What is asked => From the entries below, list each line with "Александровны".

-------- Record extracts

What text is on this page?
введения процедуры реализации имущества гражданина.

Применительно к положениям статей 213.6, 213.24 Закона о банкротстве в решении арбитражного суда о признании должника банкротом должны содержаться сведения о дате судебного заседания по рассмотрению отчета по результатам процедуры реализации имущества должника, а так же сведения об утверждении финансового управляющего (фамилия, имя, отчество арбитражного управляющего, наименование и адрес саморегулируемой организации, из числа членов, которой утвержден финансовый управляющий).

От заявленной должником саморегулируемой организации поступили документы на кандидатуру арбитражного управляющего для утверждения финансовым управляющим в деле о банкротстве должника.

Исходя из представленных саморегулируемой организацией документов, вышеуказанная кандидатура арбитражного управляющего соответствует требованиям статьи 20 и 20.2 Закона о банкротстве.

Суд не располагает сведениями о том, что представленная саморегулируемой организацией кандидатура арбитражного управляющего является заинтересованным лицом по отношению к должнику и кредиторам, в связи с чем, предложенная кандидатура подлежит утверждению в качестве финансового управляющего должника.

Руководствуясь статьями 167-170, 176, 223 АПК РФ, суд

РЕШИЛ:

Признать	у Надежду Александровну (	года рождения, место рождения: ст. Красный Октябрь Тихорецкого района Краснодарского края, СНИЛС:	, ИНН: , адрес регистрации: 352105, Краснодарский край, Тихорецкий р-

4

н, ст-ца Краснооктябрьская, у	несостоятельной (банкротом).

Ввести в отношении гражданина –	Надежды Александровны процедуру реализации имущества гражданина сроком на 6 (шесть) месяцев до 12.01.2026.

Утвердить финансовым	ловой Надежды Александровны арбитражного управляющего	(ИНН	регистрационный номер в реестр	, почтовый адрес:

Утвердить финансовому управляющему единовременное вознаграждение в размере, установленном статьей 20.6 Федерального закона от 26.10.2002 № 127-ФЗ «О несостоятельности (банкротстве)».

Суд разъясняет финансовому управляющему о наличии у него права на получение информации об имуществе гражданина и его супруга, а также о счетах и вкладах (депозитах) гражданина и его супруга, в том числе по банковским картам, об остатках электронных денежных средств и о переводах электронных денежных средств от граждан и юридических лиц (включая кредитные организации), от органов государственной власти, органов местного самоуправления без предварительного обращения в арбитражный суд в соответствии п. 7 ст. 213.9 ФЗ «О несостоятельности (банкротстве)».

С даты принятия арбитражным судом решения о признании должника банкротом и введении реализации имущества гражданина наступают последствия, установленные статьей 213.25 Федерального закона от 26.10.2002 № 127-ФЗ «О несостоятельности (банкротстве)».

----------------

Solution to this task =>
Ввести в отношении гражданина –	Надежды Александровны процедуру реализации имущества гражданина сроком на 6 (шесть) месяцев до 12.01.2026.
Утвердить финансовым	ловой Надежды Александровны арбитражного управляющего	(ИНН	регистрационный номер в реестр	, почтовый адрес:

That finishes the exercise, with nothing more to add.